Extract:
Mr. Squeers’s attempted kidnapping exacerbates Smike’s physical and emotional weakness. He is doomed to die, a tragic victim of societal neglect. However, his passing is bittersweet, as he dies in the countryside with Nicholas by his side and is buried under Nicholas’s favorite tree. In death, Smike gets the life that he always deserved and is honored and mourned.
Newman Noggs is a secondary character indentured to Ralph Nickleby after falling on hard times and turning to a money lender for help. Ralph employs him, but this comes at a moral price: Newman Noggs’s job is to maintain Ralph’s large but corrupt business. Knowing how immoral Ralph is, Newman is eager to help Nicholas Nickleby, proving himself to be a good man at his core. He sneaks help to Nicholas and Smike and reports on Ralph’s business when it threatens to negatively impact Nicholas or the people closest to him. Newman Noggs is a secret ally in bringing down Ralph.
Charles Cheeryble is a role model for good business coupled with good morality. Though he is successful, his success does not rely on oppressing or exploiting others. He does not take his success as a sign of superiority. Instead, Charles seeks to share his wealth. He is abundantly generous, always remembering what it was like to be impoverished and to have to work his way to the top. Charles has a vested interest in other people simply because he is kind, not because he expects anything in return. That he employs Nicholas without truly knowing him demonstrates both Charles’s magnanimity and his wisdom—specifically, his ability to sense goodness in others. However, Charles is also willing to offer help and advice to those who may not “deserve” it, including Ralph.
The introduction of Charles to the narrative changes Nicholas and Kate’s prospects. He arranges a cottage for them to rent, which becomes a symbol of hospitality and happiness. He also helps catch Mr. Squeers and is instrumental in exposing the truth about Smike, making him an important figure narratively as well as thematically.

Assigned task A: List every character named in the character analysis.
Assigned task B: Extend the character analysis past its final sentence.
The listing that follows comes from a separate source and has no connection to the character analysis.

Record set:
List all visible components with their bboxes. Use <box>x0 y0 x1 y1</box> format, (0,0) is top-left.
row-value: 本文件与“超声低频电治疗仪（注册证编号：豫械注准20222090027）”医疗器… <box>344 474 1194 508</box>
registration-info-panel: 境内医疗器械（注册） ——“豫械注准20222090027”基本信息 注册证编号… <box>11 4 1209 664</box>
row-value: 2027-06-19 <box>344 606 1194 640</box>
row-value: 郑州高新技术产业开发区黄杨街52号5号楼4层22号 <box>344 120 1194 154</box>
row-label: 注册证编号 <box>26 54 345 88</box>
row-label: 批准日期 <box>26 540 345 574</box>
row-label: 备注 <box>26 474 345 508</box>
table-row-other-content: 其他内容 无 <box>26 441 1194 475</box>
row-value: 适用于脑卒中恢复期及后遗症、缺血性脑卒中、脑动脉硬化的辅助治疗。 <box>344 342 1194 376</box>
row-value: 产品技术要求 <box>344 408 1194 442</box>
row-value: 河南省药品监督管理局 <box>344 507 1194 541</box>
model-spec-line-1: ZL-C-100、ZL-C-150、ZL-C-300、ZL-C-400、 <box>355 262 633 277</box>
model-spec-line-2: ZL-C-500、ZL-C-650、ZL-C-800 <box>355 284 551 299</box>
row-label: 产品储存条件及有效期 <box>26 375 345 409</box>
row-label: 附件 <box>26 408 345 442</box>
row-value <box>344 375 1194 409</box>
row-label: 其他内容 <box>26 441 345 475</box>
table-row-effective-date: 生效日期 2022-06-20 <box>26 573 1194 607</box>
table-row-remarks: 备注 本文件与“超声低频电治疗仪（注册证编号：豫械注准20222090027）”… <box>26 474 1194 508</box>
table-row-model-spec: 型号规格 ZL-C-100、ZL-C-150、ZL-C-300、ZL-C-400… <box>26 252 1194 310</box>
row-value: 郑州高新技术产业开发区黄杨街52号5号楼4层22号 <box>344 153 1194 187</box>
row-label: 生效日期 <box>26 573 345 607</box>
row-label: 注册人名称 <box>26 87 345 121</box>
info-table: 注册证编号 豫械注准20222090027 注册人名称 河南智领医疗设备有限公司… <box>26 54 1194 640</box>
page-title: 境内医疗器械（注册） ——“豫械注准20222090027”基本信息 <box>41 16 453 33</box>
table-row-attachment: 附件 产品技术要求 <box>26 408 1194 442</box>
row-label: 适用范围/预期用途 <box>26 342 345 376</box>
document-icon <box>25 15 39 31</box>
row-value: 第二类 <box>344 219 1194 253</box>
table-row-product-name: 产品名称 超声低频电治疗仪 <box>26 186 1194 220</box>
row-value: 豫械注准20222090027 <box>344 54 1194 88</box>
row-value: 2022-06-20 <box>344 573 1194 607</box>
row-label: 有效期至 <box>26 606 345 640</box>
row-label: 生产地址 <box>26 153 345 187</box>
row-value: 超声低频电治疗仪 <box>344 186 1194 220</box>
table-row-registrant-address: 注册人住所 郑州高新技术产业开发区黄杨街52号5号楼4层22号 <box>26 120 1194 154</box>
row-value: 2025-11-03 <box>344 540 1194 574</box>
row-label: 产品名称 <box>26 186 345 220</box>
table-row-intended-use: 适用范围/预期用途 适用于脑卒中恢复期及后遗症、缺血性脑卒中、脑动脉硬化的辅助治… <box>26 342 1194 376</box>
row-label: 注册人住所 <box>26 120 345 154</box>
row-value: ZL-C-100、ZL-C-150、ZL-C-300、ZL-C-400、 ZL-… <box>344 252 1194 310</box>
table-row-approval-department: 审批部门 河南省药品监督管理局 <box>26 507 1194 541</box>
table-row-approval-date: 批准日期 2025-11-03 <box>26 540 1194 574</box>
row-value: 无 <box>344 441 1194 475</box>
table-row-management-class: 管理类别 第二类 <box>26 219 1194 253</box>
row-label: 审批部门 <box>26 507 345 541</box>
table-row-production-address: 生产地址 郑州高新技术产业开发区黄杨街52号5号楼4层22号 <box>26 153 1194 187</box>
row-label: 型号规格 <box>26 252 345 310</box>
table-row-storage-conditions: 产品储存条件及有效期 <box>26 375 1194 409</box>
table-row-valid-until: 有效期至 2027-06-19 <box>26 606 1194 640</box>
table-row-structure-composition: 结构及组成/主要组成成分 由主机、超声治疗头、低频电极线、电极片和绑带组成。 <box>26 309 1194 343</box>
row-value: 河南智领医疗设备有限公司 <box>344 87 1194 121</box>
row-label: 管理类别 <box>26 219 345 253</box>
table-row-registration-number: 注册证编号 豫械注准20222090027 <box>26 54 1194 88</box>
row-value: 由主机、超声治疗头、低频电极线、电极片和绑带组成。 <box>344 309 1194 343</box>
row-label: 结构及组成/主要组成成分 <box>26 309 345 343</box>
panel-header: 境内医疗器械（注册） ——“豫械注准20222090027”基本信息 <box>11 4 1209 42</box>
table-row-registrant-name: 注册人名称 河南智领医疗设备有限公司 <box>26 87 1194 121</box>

Exercise answer A: Mr. Squeers, Smike, Nicholas Nickleby, Newman Noggs, Ralph Nickleby, Charles Cheeryble, Kate

Exercise answer B:
Madeline Bray is a young and beautiful woman whose commitment to her ailing and impoverished father demonstrates her virtue but also victimizes her. Her father, though loving, is weak-willed and somewhat self-centered, expecting Madeline to serve him. Madeline receives financial help from the Cheeryble brothers due to a long-standing connection with her dead mother. However, Madeline is further victimized by her patriarchal society when Ralph negotiates a marriage between her and the elderly Arthur Gride. Nicholas, who loves her from afar, saves Madeline from this fate, and she develops a close relationship with Kate while under her care in the cottage, foreshadowing the sisterly bond that Nicholas and Madeline’s marriage formalizes.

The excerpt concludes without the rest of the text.